• Dataset entries
[start]

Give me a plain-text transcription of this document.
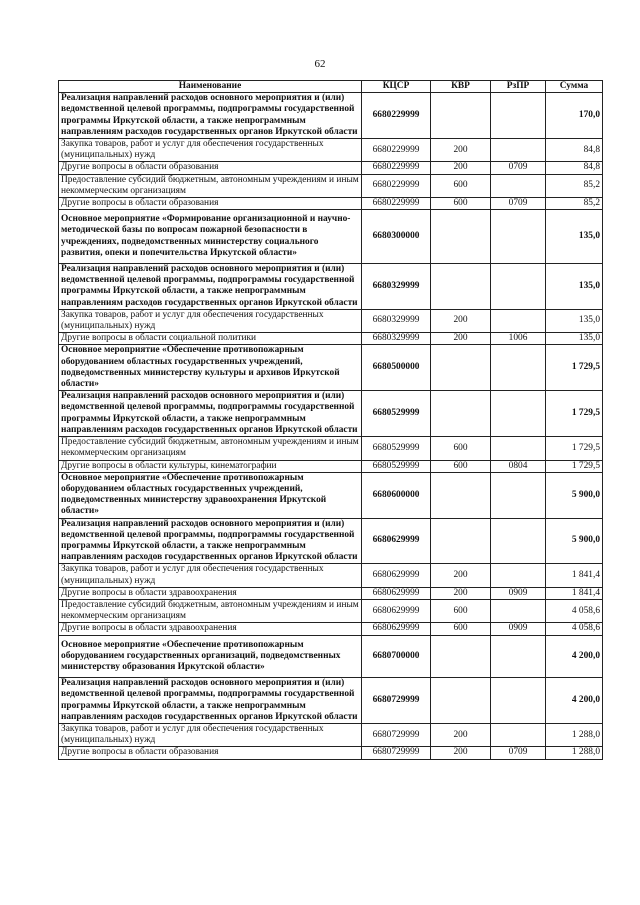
62
Наименование	КЦСР	КВР	РзПР	Сумма
Реализация направлений расходов основного мероприятия и (или) ведомственной целевой программы, подпрограммы государственной программы Иркутской области, а также непрограммным направлениям расходов государственных органов Иркутской области	6680229999			170,0
Закупка товаров, работ и услуг для обеспечения государственных (муниципальных) нужд	6680229999	200		84,8
Другие вопросы в области образования	6680229999	200	0709	84,8
Предоставление субсидий бюджетным, автономным учреждениям и иным некоммерческим организациям	6680229999	600		85,2
Другие вопросы в области образования	6680229999	600	0709	85,2
Основное мероприятие «Формирование организационной и научно-методической базы по вопросам пожарной безопасности в учреждениях, подведомственных министерству социального развития, опеки и попечительства Иркутской области»	6680300000			135,0
Реализация направлений расходов основного мероприятия и (или) ведомственной целевой программы, подпрограммы государственной программы Иркутской области, а также непрограммным направлениям расходов государственных органов Иркутской области	6680329999			135,0
Закупка товаров, работ и услуг для обеспечения государственных (муниципальных) нужд	6680329999	200		135,0
Другие вопросы в области социальной политики	6680329999	200	1006	135,0
Основное мероприятие «Обеспечение противопожарным оборудованием областных государственных учреждений, подведомственных министерству культуры и архивов Иркутской области»	6680500000			1 729,5
Реализация направлений расходов основного мероприятия и (или) ведомственной целевой программы, подпрограммы государственной программы Иркутской области, а также непрограммным направлениям расходов государственных органов Иркутской области	6680529999			1 729,5
Предоставление субсидий бюджетным, автономным учреждениям и иным некоммерческим организациям	6680529999	600		1 729,5
Другие вопросы в области культуры, кинематографии	6680529999	600	0804	1 729,5
Основное мероприятие «Обеспечение противопожарным оборудованием областных государственных учреждений, подведомственных министерству здравоохранения Иркутской области»	6680600000			5 900,0
Реализация направлений расходов основного мероприятия и (или) ведомственной целевой программы, подпрограммы государственной программы Иркутской области, а также непрограммным направлениям расходов государственных органов Иркутской области	6680629999			5 900,0
Закупка товаров, работ и услуг для обеспечения государственных (муниципальных) нужд	6680629999	200		1 841,4
Другие вопросы в области здравоохранения	6680629999	200	0909	1 841,4
Предоставление субсидий бюджетным, автономным учреждениям и иным некоммерческим организациям	6680629999	600		4 058,6
Другие вопросы в области здравоохранения	6680629999	600	0909	4 058,6
Основное мероприятие «Обеспечение противопожарным оборудованием государственных организаций, подведомственных министерству образования Иркутской области»	6680700000			4 200,0
Реализация направлений расходов основного мероприятия и (или) ведомственной целевой программы, подпрограммы государственной программы Иркутской области, а также непрограммным направлениям расходов государственных органов Иркутской области	6680729999			4 200,0
Закупка товаров, работ и услуг для обеспечения государственных (муниципальных) нужд	6680729999	200		1 288,0
Другие вопросы в области образования	6680729999	200	0709	1 288,0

[end]

• TASK DIRECTIONS
Transcribe the listing in full and omit the pictures.

• CORRECT ANSWER
Give me a plain-text transcription of this document.
62
Наименование	КЦСР	КВР	РзПР	Сумма
Реализация направлений расходов основного мероприятия и (или) ведомственной целевой программы, подпрограммы государственной программы Иркутской области, а также непрограммным направлениям расходов государственных органов Иркутской области	6680229999			170,0
Закупка товаров, работ и услуг для обеспечения государственных (муниципальных) нужд	6680229999	200		84,8
Другие вопросы в области образования	6680229999	200	0709	84,8
Предоставление субсидий бюджетным, автономным учреждениям и иным некоммерческим организациям	6680229999	600		85,2
Другие вопросы в области образования	6680229999	600	0709	85,2
Основное мероприятие «Формирование организационной и научно-методической базы по вопросам пожарной безопасности в учреждениях, подведомственных министерству социального развития, опеки и попечительства Иркутской области»	6680300000			135,0
Реализация направлений расходов основного мероприятия и (или) ведомственной целевой программы, подпрограммы государственной программы Иркутской области, а также непрограммным направлениям расходов государственных органов Иркутской области	6680329999			135,0
Закупка товаров, работ и услуг для обеспечения государственных (муниципальных) нужд	6680329999	200		135,0
Другие вопросы в области социальной политики	6680329999	200	1006	135,0
Основное мероприятие «Обеспечение противопожарным оборудованием областных государственных учреждений, подведомственных министерству культуры и архивов Иркутской области»	6680500000			1 729,5
Реализация направлений расходов основного мероприятия и (или) ведомственной целевой программы, подпрограммы государственной программы Иркутской области, а также непрограммным направлениям расходов государственных органов Иркутской области	6680529999			1 729,5
Предоставление субсидий бюджетным, автономным учреждениям и иным некоммерческим организациям	6680529999	600		1 729,5
Другие вопросы в области культуры, кинематографии	6680529999	600	0804	1 729,5
Основное мероприятие «Обеспечение противопожарным оборудованием областных государственных учреждений, подведомственных министерству здравоохранения Иркутской области»	6680600000			5 900,0
Реализация направлений расходов основного мероприятия и (или) ведомственной целевой программы, подпрограммы государственной программы Иркутской области, а также непрограммным направлениям расходов государственных органов Иркутской области	6680629999			5 900,0
Закупка товаров, работ и услуг для обеспечения государственных (муниципальных) нужд	6680629999	200		1 841,4
Другие вопросы в области здравоохранения	6680629999	200	0909	1 841,4
Предоставление субсидий бюджетным, автономным учреждениям и иным некоммерческим организациям	6680629999	600		4 058,6
Другие вопросы в области здравоохранения	6680629999	600	0909	4 058,6
Основное мероприятие «Обеспечение противопожарным оборудованием государственных организаций, подведомственных министерству образования Иркутской области»	6680700000			4 200,0
Реализация направлений расходов основного мероприятия и (или) ведомственной целевой программы, подпрограммы государственной программы Иркутской области, а также непрограммным направлениям расходов государственных органов Иркутской области	6680729999			4 200,0
Закупка товаров, работ и услуг для обеспечения государственных (муниципальных) нужд	6680729999	200		1 288,0
Другие вопросы в области образования	6680729999	200	0709	1 288,0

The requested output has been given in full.